◆ What you will do: Below is a listing; reproduce each line of it exactly.

◆ Input for this task:
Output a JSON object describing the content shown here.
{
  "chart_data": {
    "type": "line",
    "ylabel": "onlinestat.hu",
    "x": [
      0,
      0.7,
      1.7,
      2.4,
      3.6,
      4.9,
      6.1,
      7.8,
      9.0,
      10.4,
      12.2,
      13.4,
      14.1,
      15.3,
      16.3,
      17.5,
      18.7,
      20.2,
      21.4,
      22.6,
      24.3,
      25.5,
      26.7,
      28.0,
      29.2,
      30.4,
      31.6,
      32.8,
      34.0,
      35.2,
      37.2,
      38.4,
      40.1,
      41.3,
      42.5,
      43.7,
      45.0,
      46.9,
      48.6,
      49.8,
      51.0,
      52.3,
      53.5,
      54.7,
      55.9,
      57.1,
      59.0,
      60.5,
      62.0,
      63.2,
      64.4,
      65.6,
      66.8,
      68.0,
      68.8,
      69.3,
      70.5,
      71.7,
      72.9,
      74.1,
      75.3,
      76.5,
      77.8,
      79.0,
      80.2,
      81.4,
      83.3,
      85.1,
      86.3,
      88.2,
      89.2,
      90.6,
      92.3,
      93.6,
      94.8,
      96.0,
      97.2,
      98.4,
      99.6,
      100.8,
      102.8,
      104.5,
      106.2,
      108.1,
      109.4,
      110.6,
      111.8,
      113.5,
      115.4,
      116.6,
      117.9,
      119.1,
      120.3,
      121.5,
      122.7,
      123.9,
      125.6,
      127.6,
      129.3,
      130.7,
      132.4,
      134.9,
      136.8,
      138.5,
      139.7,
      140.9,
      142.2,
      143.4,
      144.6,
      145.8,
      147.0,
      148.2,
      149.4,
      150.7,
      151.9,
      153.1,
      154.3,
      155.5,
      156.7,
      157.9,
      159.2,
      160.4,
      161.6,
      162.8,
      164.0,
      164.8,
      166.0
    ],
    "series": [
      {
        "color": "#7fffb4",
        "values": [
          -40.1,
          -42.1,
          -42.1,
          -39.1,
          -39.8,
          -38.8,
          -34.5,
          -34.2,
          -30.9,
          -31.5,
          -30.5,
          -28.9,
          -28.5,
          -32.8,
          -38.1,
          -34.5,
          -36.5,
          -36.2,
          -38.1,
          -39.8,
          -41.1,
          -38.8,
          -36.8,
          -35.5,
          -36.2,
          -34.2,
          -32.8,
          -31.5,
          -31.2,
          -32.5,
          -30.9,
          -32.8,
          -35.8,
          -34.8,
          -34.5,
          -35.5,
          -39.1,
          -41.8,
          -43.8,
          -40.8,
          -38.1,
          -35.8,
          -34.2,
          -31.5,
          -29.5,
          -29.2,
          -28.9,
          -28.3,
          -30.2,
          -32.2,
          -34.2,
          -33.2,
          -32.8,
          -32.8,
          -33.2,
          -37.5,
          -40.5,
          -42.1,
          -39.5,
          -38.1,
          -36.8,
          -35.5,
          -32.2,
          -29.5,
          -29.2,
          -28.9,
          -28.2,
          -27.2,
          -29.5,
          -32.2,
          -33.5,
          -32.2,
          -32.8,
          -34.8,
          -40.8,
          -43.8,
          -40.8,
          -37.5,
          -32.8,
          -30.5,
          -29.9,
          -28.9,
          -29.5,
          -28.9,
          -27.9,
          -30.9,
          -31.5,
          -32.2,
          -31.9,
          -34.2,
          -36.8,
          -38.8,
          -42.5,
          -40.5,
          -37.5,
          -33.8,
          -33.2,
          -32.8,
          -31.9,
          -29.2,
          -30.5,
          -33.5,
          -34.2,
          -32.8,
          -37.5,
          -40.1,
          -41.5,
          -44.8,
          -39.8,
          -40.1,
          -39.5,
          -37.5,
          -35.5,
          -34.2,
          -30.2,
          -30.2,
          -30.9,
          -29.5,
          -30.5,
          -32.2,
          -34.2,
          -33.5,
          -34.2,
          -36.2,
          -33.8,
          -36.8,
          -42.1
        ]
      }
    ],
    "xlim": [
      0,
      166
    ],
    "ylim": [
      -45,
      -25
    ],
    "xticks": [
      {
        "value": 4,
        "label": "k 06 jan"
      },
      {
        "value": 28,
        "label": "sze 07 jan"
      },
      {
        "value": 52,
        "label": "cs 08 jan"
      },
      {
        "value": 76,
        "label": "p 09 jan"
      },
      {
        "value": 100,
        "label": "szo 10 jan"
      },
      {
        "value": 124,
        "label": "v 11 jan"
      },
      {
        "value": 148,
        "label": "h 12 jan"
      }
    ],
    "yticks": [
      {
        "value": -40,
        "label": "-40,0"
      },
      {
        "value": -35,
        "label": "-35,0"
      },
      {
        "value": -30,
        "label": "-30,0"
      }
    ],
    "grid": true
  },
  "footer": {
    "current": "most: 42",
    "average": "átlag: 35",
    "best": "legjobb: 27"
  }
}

◆ Expected answer:
Output a JSON object describing the content shown here.
{
  "chart_data": {
    "type": "line",
    "ylabel": "onlinestat.hu",
    "x": [
      0,
      0.7,
      1.7,
      2.4,
      3.6,
      4.9,
      6.1,
      7.8,
      9.0,
      10.4,
      12.2,
      13.4,
      14.1,
      15.3,
      16.3,
      17.5,
      18.7,
      20.2,
      21.4,
      22.6,
      24.3,
      25.5,
      26.7,
      28.0,
      29.2,
      30.4,
      31.6,
      32.8,
      34.0,
      35.2,
      37.2,
      38.4,
      40.1,
      41.3,
      42.5,
      43.7,
      45.0,
      46.9,
      48.6,
      49.8,
      51.0,
      52.3,
      53.5,
      54.7,
      55.9,
      57.1,
      59.0,
      60.5,
      62.0,
      63.2,
      64.4,
      65.6,
      66.8,
      68.0,
      68.8,
      69.3,
      70.5,
      71.7,
      72.9,
      74.1,
      75.3,
      76.5,
      77.8,
      79.0,
      80.2,
      81.4,
      83.3,
      85.1,
      86.3,
      88.2,
      89.2,
      90.6,
      92.3,
      93.6,
      94.8,
      96.0,
      97.2,
      98.4,
      99.6,
      100.8,
      102.8,
      104.5,
      106.2,
      108.1,
      109.4,
      110.6,
      111.8,
      113.5,
      115.4,
      116.6,
      117.9,
      119.1,
      120.3,
      121.5,
      122.7,
      123.9,
      125.6,
      127.6,
      129.3,
      130.7,
      132.4,
      134.9,
      136.8,
      138.5,
      139.7,
      140.9,
      142.2,
      143.4,
      144.6,
      145.8,
      147.0,
      148.2,
      149.4,
      150.7,
      151.9,
      153.1,
      154.3,
      155.5,
      156.7,
      157.9,
      159.2,
      160.4,
      161.6,
      162.8,
      164.0,
      164.8,
      166.0
    ],
    "series": [
      {
        "color": "#7fffb4",
        "values": [
          -40.1,
          -42.1,
          -42.1,
          -39.1,
          -39.8,
          -38.8,
          -34.5,
          -34.2,
          -30.9,
          -31.5,
          -30.5,
          -28.9,
          -28.5,
          -32.8,
          -38.1,
          -34.5,
          -36.5,
          -36.2,
          -38.1,
          -39.8,
          -41.1,
          -38.8,
          -36.8,
          -35.5,
          -36.2,
          -34.2,
          -32.8,
          -31.5,
          -31.2,
          -32.5,
          -30.9,
          -32.8,
          -35.8,
          -34.8,
          -34.5,
          -35.5,
          -39.1,
          -41.8,
          -43.8,
          -40.8,
          -38.1,
          -35.8,
          -34.2,
          -31.5,
          -29.5,
          -29.2,
          -28.9,
          -28.3,
          -30.2,
          -32.2,
          -34.2,
          -33.2,
          -32.8,
          -32.8,
          -33.2,
          -37.5,
          -40.5,
          -42.1,
          -39.5,
          -38.1,
          -36.8,
          -35.5,
          -32.2,
          -29.5,
          -29.2,
          -28.9,
          -28.2,
          -27.2,
          -29.5,
          -32.2,
          -33.5,
          -32.2,
          -32.8,
          -34.8,
          -40.8,
          -43.8,
          -40.8,
          -37.5,
          -32.8,
          -30.5,
          -29.9,
          -28.9,
          -29.5,
          -28.9,
          -27.9,
          -30.9,
          -31.5,
          -32.2,
          -31.9,
          -34.2,
          -36.8,
          -38.8,
          -42.5,
          -40.5,
          -37.5,
          -33.8,
          -33.2,
          -32.8,
          -31.9,
          -29.2,
          -30.5,
          -33.5,
          -34.2,
          -32.8,
          -37.5,
          -40.1,
          -41.5,
          -44.8,
          -39.8,
          -40.1,
          -39.5,
          -37.5,
          -35.5,
          -34.2,
          -30.2,
          -30.2,
          -30.9,
          -29.5,
          -30.5,
          -32.2,
          -34.2,
          -33.5,
          -34.2,
          -36.2,
          -33.8,
          -36.8,
          -42.1
        ]
      }
    ],
    "xlim": [
      0,
      166
    ],
    "ylim": [
      -45,
      -25
    ],
    "xticks": [
      {
        "value": 4,
        "label": "k 06 jan"
      },
      {
        "value": 28,
        "label": "sze 07 jan"
      },
      {
        "value": 52,
        "label": "cs 08 jan"
      },
      {
        "value": 76,
        "label": "p 09 jan"
      },
      {
        "value": 100,
        "label": "szo 10 jan"
      },
      {
        "value": 124,
        "label": "v 11 jan"
      },
      {
        "value": 148,
        "label": "h 12 jan"
      }
    ],
    "yticks": [
      {
        "value": -40,
        "label": "-40,0"
      },
      {
        "value": -35,
        "label": "-35,0"
      },
      {
        "value": -30,
        "label": "-30,0"
      }
    ],
    "grid": true
  },
  "footer": {
    "current": "most: 42",
    "average": "átlag: 35",
    "best": "legjobb: 27"
  }
}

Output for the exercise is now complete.